◆ **READING PASSAGE**
James Millar: Wither Vince Cable in the Brexit maelstrom?
Lib Dems are looking forward to 2019 because they'll be rid of Vince
And lo Sir Vince Cable rose at Prime Minister’s Questions, an enfeebled and incompetent Prime Minister before him and… no zinger was forthcoming.
If Jeremy Corbyn stands accused of missing open goals at PMQs the Lib Dem leader just stumbles over the ball these days. And yet once he was deadly.
The man who made his name when he memorably downed Gordon Brown by suggesting that the then PM had gone from ‘Stalin to Mr Bean’ has himself gone from Cassandra to Nosferatu. Once he was lauded for his political and economic nous and his uncanny ability to predict that the nation was about to go bust. Now he’s the politically undead, a ghostly presence in Westminster who is neither here nor there.
That’s not just because his Lib Dems are living in much reduced circumstances compared to their noughties heyday. It’s because of his own failings.

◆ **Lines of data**
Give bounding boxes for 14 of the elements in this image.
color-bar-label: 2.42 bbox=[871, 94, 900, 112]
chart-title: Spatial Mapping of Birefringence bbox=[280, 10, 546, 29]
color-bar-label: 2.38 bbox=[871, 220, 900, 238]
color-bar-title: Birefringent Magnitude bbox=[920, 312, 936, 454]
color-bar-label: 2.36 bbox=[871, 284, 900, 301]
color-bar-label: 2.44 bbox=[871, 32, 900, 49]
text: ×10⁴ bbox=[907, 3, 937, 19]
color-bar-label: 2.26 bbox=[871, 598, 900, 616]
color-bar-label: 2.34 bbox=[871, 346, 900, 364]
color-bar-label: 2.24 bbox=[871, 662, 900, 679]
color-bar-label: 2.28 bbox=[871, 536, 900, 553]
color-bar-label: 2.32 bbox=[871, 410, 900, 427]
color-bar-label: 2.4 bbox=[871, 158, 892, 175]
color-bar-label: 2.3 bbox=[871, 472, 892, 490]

◆ **WRITTEN TASKS**
A: Answer these questions using the Vince Cable article:
(i) According to the article, what did Cable once suggest Gordon Brown had gone from and to?
(ii) At which parliamentary occasion does Cable rise without producing a zinger?
(iii) Why, according to the article, are Lib Dems looking forward to 2019?
B: Retype the Vince Cable article, starting with "If Jeremy Corbyn" and going on through "his own failings.".
C: Write the next part of the Vince Cable article, beginning after its final sentence.

◆ **ANSWERS IN ORDER**
A:
(i) From "Stalin to Mr Bean."
(ii) Prime Minister's Questions.
(iii) Because they will be rid of Vince.

B:
If Jeremy Corbyn stands accused of missing open goals at PMQs the Lib Dem leader just stumbles over the ball these days. And yet once he was deadly.
The man who made his name when he memorably downed Gordon Brown by suggesting that the then PM had gone from ‘Stalin to Mr Bean’ has himself gone from Cassandra to Nosferatu. Once he was lauded for his political and economic nous and his uncanny ability to predict that the nation was about to go bust. Now he’s the politically undead, a ghostly presence in Westminster who is neither here nor there.
That’s not just because his Lib Dems are living in much reduced circumstances compared to their noughties heyday. It’s because of his own failings.

C:
Gordon Brown was vulnerable because he’d lusted after the top job for years, plotted and schemed to get there but when he finally got the gig he proved utterly unsuited to it. Remind you of anyone?
Cable spent years undermining and even unseating Lib Dem leaders before the party, for want of any better ideas, agreed he could have a go last year. Since then he’s been nothing shy of hopeless. As one senior Lib Dem put it to me: “There’s a bit of Ming about him.” In Scotland that would mean he was beginning to stink, in Lib Dem speak it means he’s wise and insightful but hopeless at leading. Both senses are true.
He is leader of the Lib Dems in name only because he doesn’t lead many and he doesn’t lead much.
His troops need little persuasion to hold forth on his shortcomings with vanity a recurring theme, one losing Lib Dem recalled Cable joining him on the stump only to spend the day talking about himself and doing very little to raise the candidate’s profile.
It didn’t need to be like this.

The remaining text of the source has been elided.